-- START OF Material shown --
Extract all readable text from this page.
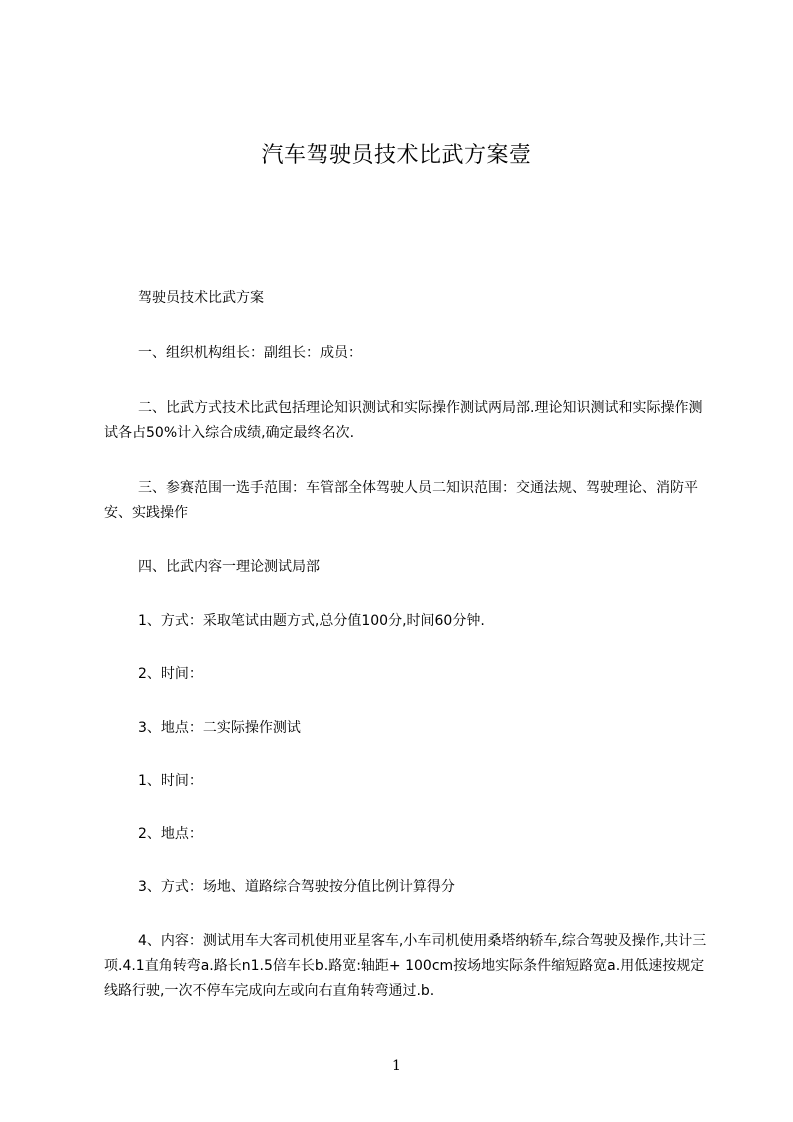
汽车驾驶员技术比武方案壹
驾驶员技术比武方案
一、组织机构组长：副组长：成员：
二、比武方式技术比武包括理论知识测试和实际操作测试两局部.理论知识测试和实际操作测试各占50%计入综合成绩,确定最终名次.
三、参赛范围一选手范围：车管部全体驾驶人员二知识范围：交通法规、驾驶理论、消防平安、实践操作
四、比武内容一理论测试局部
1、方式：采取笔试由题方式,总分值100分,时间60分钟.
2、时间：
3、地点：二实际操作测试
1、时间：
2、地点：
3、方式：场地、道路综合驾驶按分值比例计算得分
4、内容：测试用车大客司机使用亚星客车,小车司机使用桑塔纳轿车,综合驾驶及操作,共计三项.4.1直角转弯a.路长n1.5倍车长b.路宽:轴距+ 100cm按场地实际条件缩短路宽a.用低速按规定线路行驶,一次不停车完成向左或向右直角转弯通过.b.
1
-- END OF Material shown --
> Objective
Exact duplication of all the records is required; pictures are omitted from the copy.

> Result of the exercise
Extract all readable text from this page.
汽车驾驶员技术比武方案壹
驾驶员技术比武方案
一、组织机构组长：副组长：成员：
二、比武方式技术比武包括理论知识测试和实际操作测试两局部.理论知识测试和实际操作测试各占50%计入综合成绩,确定最终名次.
三、参赛范围一选手范围：车管部全体驾驶人员二知识范围：交通法规、驾驶理论、消防平安、实践操作
四、比武内容一理论测试局部
1、方式：采取笔试由题方式,总分值100分,时间60分钟.
2、时间：
3、地点：二实际操作测试
1、时间：
2、地点：
3、方式：场地、道路综合驾驶按分值比例计算得分
4、内容：测试用车大客司机使用亚星客车,小车司机使用桑塔纳轿车,综合驾驶及操作,共计三项.4.1直角转弯a.路长n1.5倍车长b.路宽:轴距+ 100cm按场地实际条件缩短路宽a.用低速按规定线路行驶,一次不停车完成向左或向右直角转弯通过.b.
1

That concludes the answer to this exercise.